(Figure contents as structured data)
====

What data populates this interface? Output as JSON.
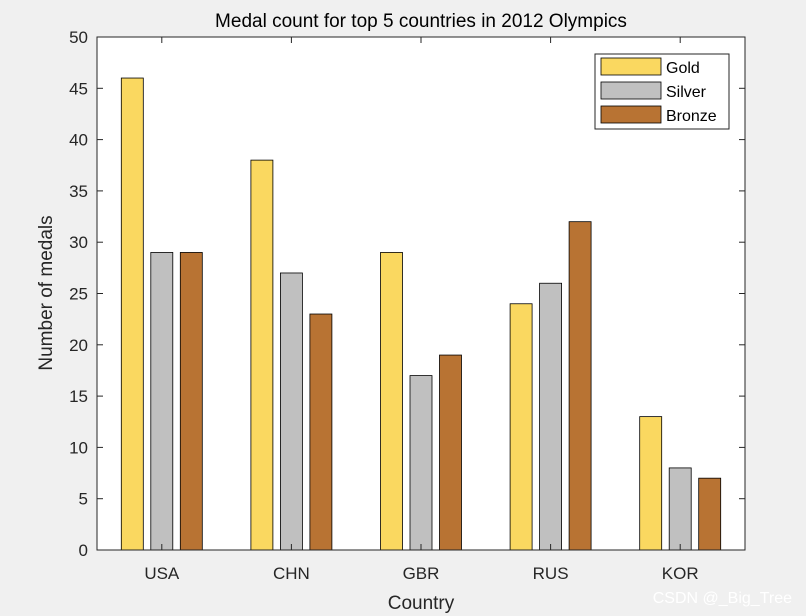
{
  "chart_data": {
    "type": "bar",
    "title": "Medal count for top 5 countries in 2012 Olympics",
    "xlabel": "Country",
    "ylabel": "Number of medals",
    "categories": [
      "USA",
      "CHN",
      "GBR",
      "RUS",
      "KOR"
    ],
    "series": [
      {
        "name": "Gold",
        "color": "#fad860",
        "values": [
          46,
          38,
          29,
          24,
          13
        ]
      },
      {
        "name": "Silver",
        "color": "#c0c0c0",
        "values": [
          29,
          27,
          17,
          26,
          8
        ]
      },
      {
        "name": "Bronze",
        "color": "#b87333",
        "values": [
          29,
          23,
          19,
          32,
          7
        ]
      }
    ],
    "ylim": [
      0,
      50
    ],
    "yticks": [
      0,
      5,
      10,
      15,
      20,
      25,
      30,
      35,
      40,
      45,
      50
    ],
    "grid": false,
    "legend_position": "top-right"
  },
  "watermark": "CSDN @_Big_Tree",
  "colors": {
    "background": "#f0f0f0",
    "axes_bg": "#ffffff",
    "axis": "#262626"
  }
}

====

Task objective:
Return the material exactly as given, apart from the pictures.

Result of this task:
What data populates this interface? Output as JSON.
{
  "chart_data": {
    "type": "bar",
    "title": "Medal count for top 5 countries in 2012 Olympics",
    "xlabel": "Country",
    "ylabel": "Number of medals",
    "categories": [
      "USA",
      "CHN",
      "GBR",
      "RUS",
      "KOR"
    ],
    "series": [
      {
        "name": "Gold",
        "color": "#fad860",
        "values": [
          46,
          38,
          29,
          24,
          13
        ]
      },
      {
        "name": "Silver",
        "color": "#c0c0c0",
        "values": [
          29,
          27,
          17,
          26,
          8
        ]
      },
      {
        "name": "Bronze",
        "color": "#b87333",
        "values": [
          29,
          23,
          19,
          32,
          7
        ]
      }
    ],
    "ylim": [
      0,
      50
    ],
    "yticks": [
      0,
      5,
      10,
      15,
      20,
      25,
      30,
      35,
      40,
      45,
      50
    ],
    "grid": false,
    "legend_position": "top-right"
  },
  "watermark": "CSDN @_Big_Tree",
  "colors": {
    "background": "#f0f0f0",
    "axes_bg": "#ffffff",
    "axis": "#262626"
  }
}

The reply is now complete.